# [REQUIREMENT]
Give every line below again, exactly.

>> BEGIN

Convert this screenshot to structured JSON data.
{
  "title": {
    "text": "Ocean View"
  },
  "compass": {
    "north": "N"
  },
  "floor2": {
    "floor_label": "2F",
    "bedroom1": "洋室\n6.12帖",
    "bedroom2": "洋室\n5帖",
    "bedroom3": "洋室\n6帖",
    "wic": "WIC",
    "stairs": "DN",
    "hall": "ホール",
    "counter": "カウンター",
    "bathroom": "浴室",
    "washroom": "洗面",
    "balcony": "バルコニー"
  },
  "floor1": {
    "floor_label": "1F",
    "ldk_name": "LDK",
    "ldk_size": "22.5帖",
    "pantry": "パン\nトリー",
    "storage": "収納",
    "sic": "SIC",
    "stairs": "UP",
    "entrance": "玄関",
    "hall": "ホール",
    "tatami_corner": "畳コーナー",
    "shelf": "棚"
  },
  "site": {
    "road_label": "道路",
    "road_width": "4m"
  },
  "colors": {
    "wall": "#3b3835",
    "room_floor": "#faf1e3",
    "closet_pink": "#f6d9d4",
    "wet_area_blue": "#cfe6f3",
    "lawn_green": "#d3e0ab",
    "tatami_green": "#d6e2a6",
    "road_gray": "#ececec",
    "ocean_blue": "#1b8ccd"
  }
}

>> END

# [FULL RESPONSE]
Convert this screenshot to structured JSON data.
{
  "title": {
    "text": "Ocean View"
  },
  "compass": {
    "north": "N"
  },
  "floor2": {
    "floor_label": "2F",
    "bedroom1": "洋室\n6.12帖",
    "bedroom2": "洋室\n5帖",
    "bedroom3": "洋室\n6帖",
    "wic": "WIC",
    "stairs": "DN",
    "hall": "ホール",
    "counter": "カウンター",
    "bathroom": "浴室",
    "washroom": "洗面",
    "balcony": "バルコニー"
  },
  "floor1": {
    "floor_label": "1F",
    "ldk_name": "LDK",
    "ldk_size": "22.5帖",
    "pantry": "パン\nトリー",
    "storage": "収納",
    "sic": "SIC",
    "stairs": "UP",
    "entrance": "玄関",
    "hall": "ホール",
    "tatami_corner": "畳コーナー",
    "shelf": "棚"
  },
  "site": {
    "road_label": "道路",
    "road_width": "4m"
  },
  "colors": {
    "wall": "#3b3835",
    "room_floor": "#faf1e3",
    "closet_pink": "#f6d9d4",
    "wet_area_blue": "#cfe6f3",
    "lawn_green": "#d3e0ab",
    "tatami_green": "#d6e2a6",
    "road_gray": "#ececec",
    "ocean_blue": "#1b8ccd"
  }
}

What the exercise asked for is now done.